## Task
Lines containing the string "JSON" are to be counted; report the number and nothing more.

---

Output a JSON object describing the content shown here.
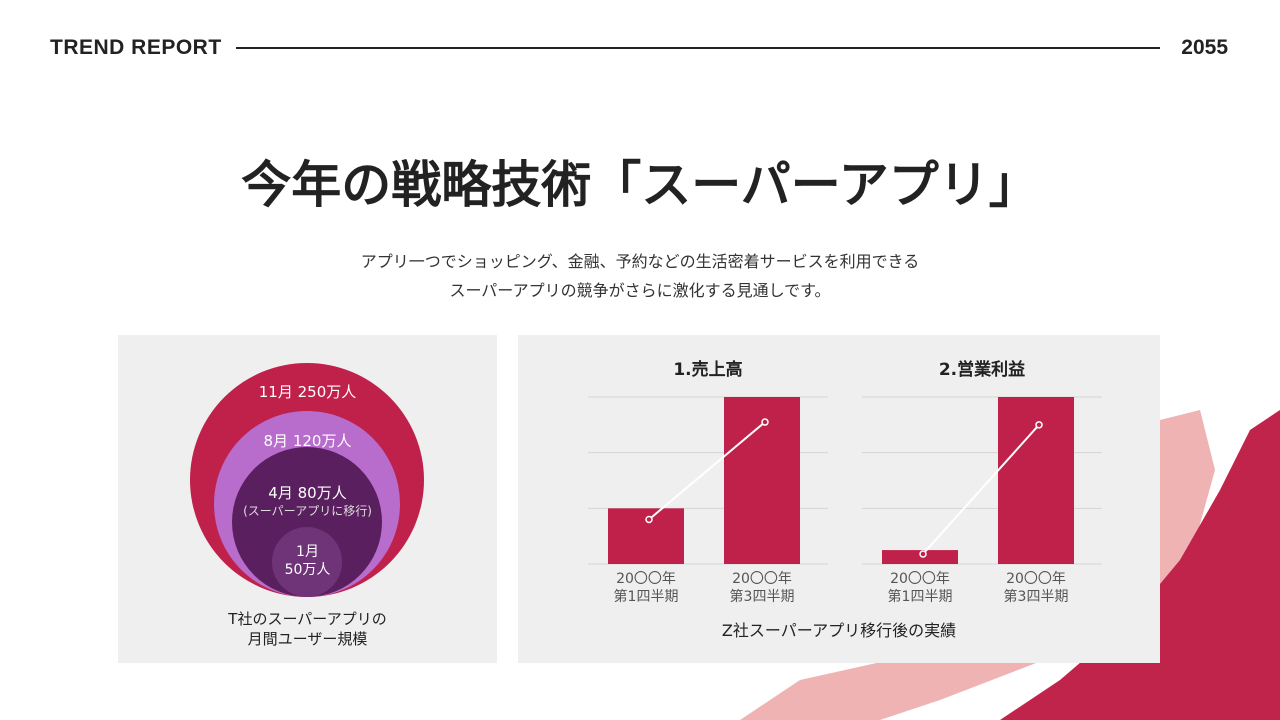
{
  "header": {
    "left": "TREND REPORT",
    "right": "2055"
  },
  "title": "今年の戦略技術「スーパーアプリ」",
  "subtitle": [
    "アプリ一つでショッピング、金融、予約などの生活密着サービスを利用できる",
    "スーパーアプリの競争がさらに激化する見通しです。"
  ],
  "colors": {
    "accent": "#c0214a",
    "pink": "#efb3b3",
    "violet": "#b86ccb",
    "purple": "#5a1f5e",
    "plum": "#6e3477",
    "panel": "#efefef"
  },
  "left_panel": {
    "circles": [
      {
        "label": "11月 250万人",
        "value": 250
      },
      {
        "label": "8月 120万人",
        "value": 120
      },
      {
        "label": "4月 80万人",
        "note": "(スーパーアプリに移行)",
        "value": 80
      },
      {
        "label": "1月",
        "label2": "50万人",
        "value": 50
      }
    ],
    "caption": [
      "T社のスーパーアプリの",
      "月間ユーザー規模"
    ]
  },
  "chart_data": [
    {
      "type": "bar",
      "title": "1.売上高",
      "categories": [
        [
          "20〇〇年",
          "第1四半期"
        ],
        [
          "20〇〇年",
          "第3四半期"
        ]
      ],
      "values": [
        1,
        3
      ],
      "line_values": [
        0.8,
        2.55
      ],
      "ylim": [
        0,
        3
      ],
      "grid": true
    },
    {
      "type": "bar",
      "title": "2.営業利益",
      "categories": [
        [
          "20〇〇年",
          "第1四半期"
        ],
        [
          "20〇〇年",
          "第3四半期"
        ]
      ],
      "values": [
        0.25,
        3
      ],
      "line_values": [
        0.18,
        2.5
      ],
      "ylim": [
        0,
        3
      ],
      "grid": true
    }
  ],
  "right_caption": "Z社スーパーアプリ移行後の実績"
}
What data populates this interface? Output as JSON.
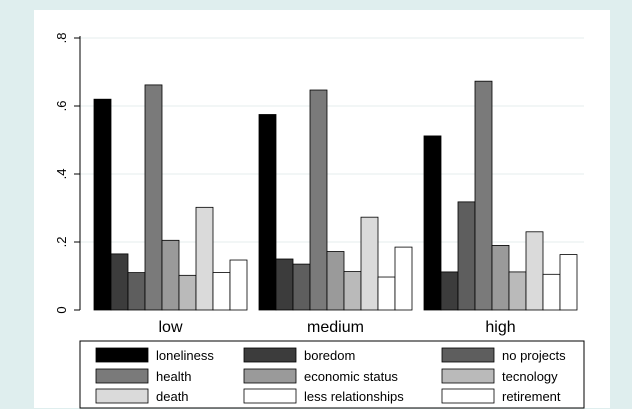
{
  "chart_data": {
    "type": "bar",
    "categories": [
      "low",
      "medium",
      "high"
    ],
    "series": [
      {
        "name": "loneliness",
        "color": "#000000",
        "values": [
          0.62,
          0.575,
          0.512
        ]
      },
      {
        "name": "boredom",
        "color": "#3c3c3c",
        "values": [
          0.165,
          0.15,
          0.112
        ]
      },
      {
        "name": "no projects",
        "color": "#5e5e5e",
        "values": [
          0.11,
          0.135,
          0.318
        ]
      },
      {
        "name": "health",
        "color": "#7a7a7a",
        "values": [
          0.662,
          0.647,
          0.673
        ]
      },
      {
        "name": "economic status",
        "color": "#9a9a9a",
        "values": [
          0.205,
          0.172,
          0.19
        ]
      },
      {
        "name": "tecnology",
        "color": "#bababa",
        "values": [
          0.102,
          0.113,
          0.112
        ]
      },
      {
        "name": "death",
        "color": "#dadada",
        "values": [
          0.302,
          0.273,
          0.23
        ]
      },
      {
        "name": "less relationships",
        "color": "#ffffff",
        "values": [
          0.11,
          0.097,
          0.105
        ]
      },
      {
        "name": "retirement",
        "color": "#ffffff",
        "values": [
          0.147,
          0.185,
          0.163
        ]
      }
    ],
    "yticks": [
      {
        "value": 0,
        "label": "0"
      },
      {
        "value": 0.2,
        "label": ".2"
      },
      {
        "value": 0.4,
        "label": ".4"
      },
      {
        "value": 0.6,
        "label": ".6"
      },
      {
        "value": 0.8,
        "label": ".8"
      }
    ],
    "ylim": [
      0,
      0.8
    ],
    "grid": true,
    "legend_position": "bottom",
    "title": "",
    "xlabel": "",
    "ylabel": ""
  }
}
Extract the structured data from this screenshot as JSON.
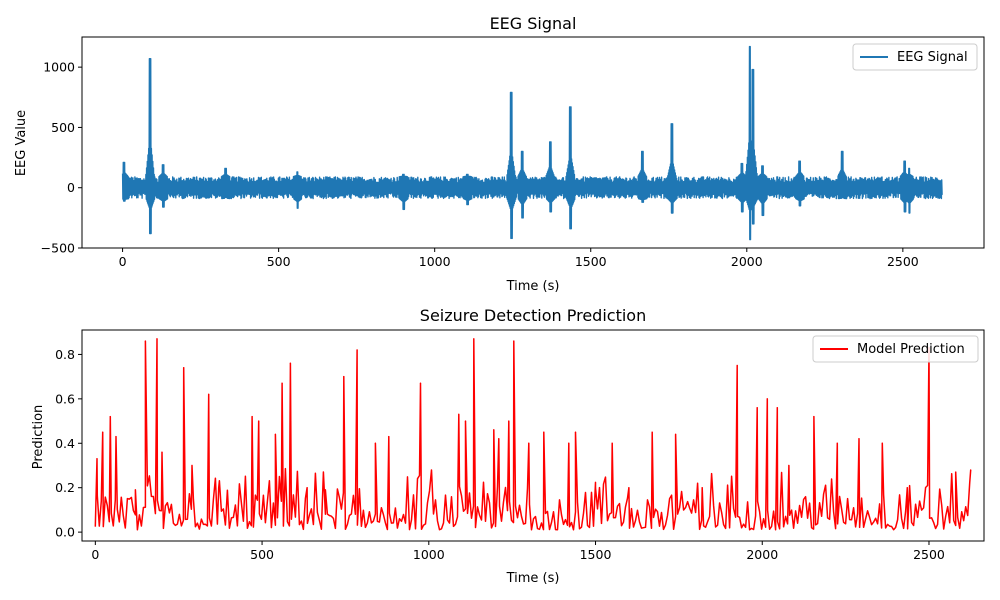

---

## Response to this exercise
3